Aim of the exercise
Below are some records. How many of their lines contain the string "NEXRAD"? Give the number only.

Dataset entries
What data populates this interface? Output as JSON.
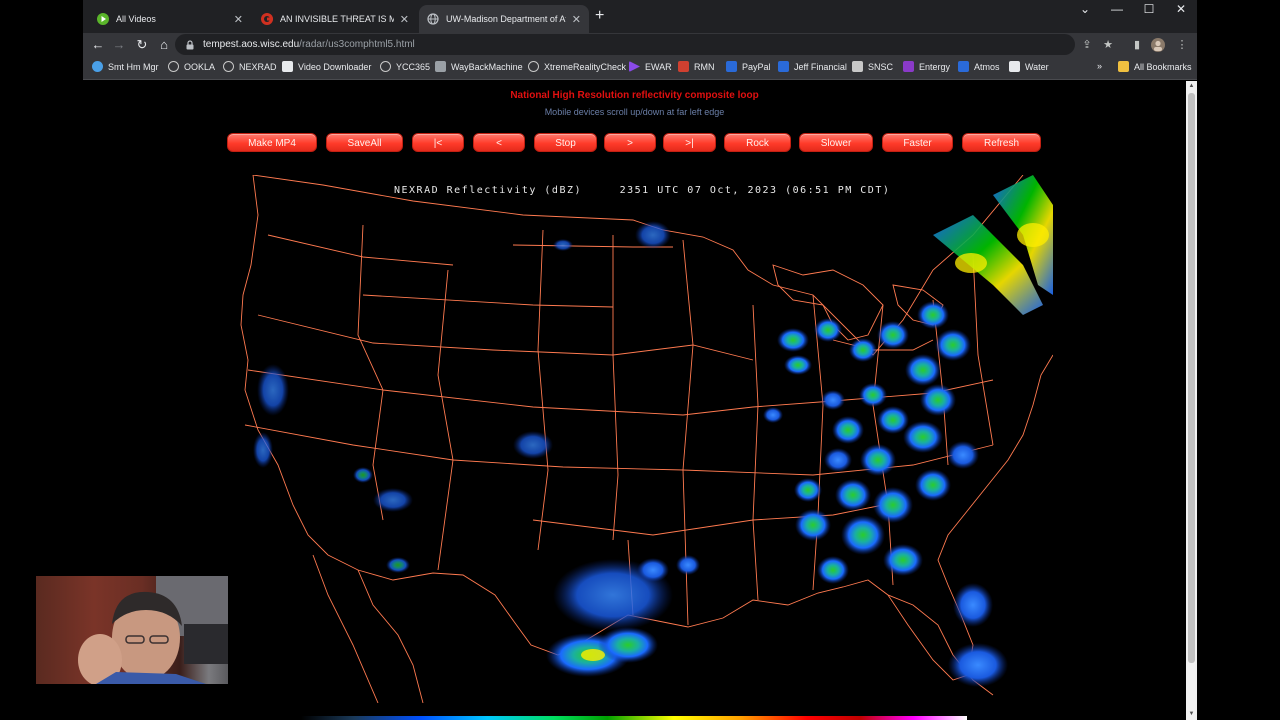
{
  "tabs": [
    {
      "title": "All Videos",
      "active": false,
      "icon": "play-icon"
    },
    {
      "title": "AN INVISIBLE THREAT IS MICROW",
      "active": false,
      "icon": "red-c-icon"
    },
    {
      "title": "UW-Madison Department of Atm",
      "active": true,
      "icon": "globe-icon"
    }
  ],
  "address_bar": {
    "host": "tempest.aos.wisc.edu",
    "path": "/radar/us3comphtml5.html"
  },
  "bookmarks": [
    {
      "label": "Smt Hm Mgr",
      "color": "#4aa0e8"
    },
    {
      "label": "OOKLA",
      "color": "#9aa0a6"
    },
    {
      "label": "NEXRAD",
      "color": "#9aa0a6"
    },
    {
      "label": "Video Downloader",
      "color": "#e8eaed"
    },
    {
      "label": "YCC365",
      "color": "#9aa0a6"
    },
    {
      "label": "WayBackMachine",
      "color": "#9aa0a6"
    },
    {
      "label": "XtremeRealityCheck",
      "color": "#9aa0a6"
    },
    {
      "label": "EWAR",
      "color": "#8a4ae8"
    },
    {
      "label": "RMN",
      "color": "#d04030"
    },
    {
      "label": "PayPal",
      "color": "#2a6ad8"
    },
    {
      "label": "Jeff Financial",
      "color": "#2a6ad8"
    },
    {
      "label": "SNSC",
      "color": "#c8c8c8"
    },
    {
      "label": "Entergy",
      "color": "#8a3ac8"
    },
    {
      "label": "Atmos",
      "color": "#2a6ad8"
    },
    {
      "label": "Water",
      "color": "#e8eaed"
    }
  ],
  "bookmarks_more": "»",
  "all_bookmarks": "All Bookmarks",
  "page": {
    "title": "National High Resolution reflectivity composite loop",
    "subtitle": "Mobile devices scroll up/down at far left edge",
    "buttons": [
      "Make MP4",
      "SaveAll",
      "|<",
      "<",
      "Stop",
      ">",
      ">|",
      "Rock",
      "Slower",
      "Faster",
      "Refresh"
    ],
    "radar_header": "NEXRAD Reflectivity (dBZ)     2351 UTC 07 Oct, 2023 (06:51 PM CDT)"
  },
  "colors": {
    "title_red": "#e01010",
    "button_red": "#ff3b2a",
    "border_orange": "#ff7a50",
    "echo_blue": "#1a6aff",
    "echo_green": "#00c800",
    "echo_yellow": "#ffee00"
  }
}
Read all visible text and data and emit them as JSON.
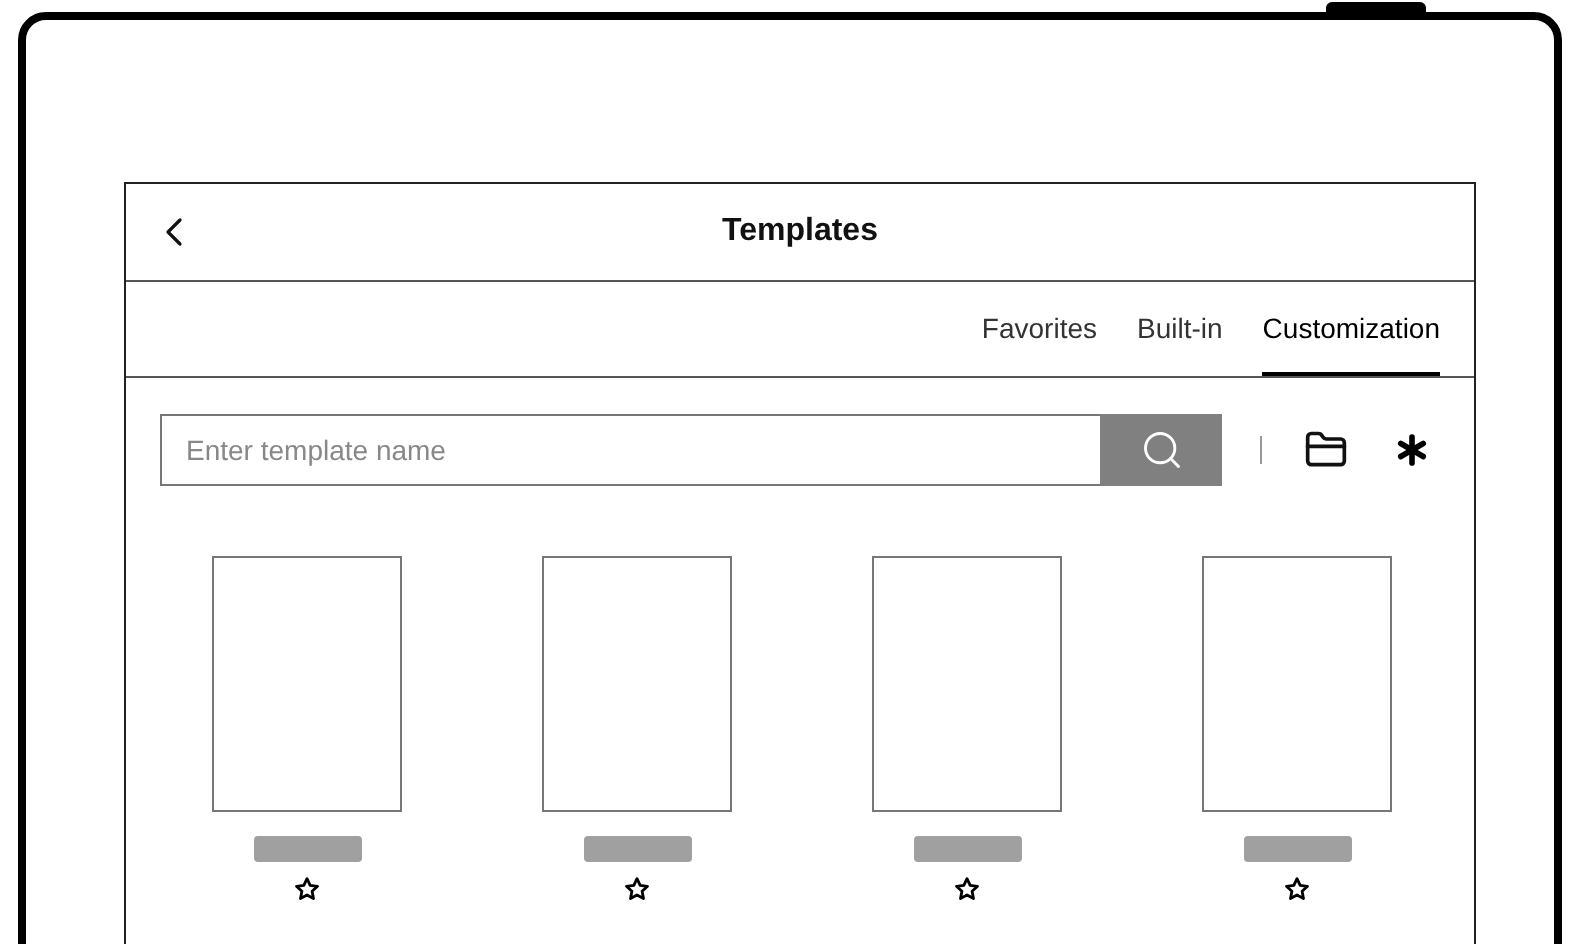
{
  "screen": {
    "title": "Templates"
  },
  "tabs": [
    {
      "label": "Favorites",
      "selected": false
    },
    {
      "label": "Built-in",
      "selected": false
    },
    {
      "label": "Customization",
      "selected": true
    }
  ],
  "search": {
    "placeholder": "Enter template name"
  },
  "templates": [
    {
      "favorite": false
    },
    {
      "favorite": false
    },
    {
      "favorite": false
    },
    {
      "favorite": false
    }
  ]
}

Result of the task
2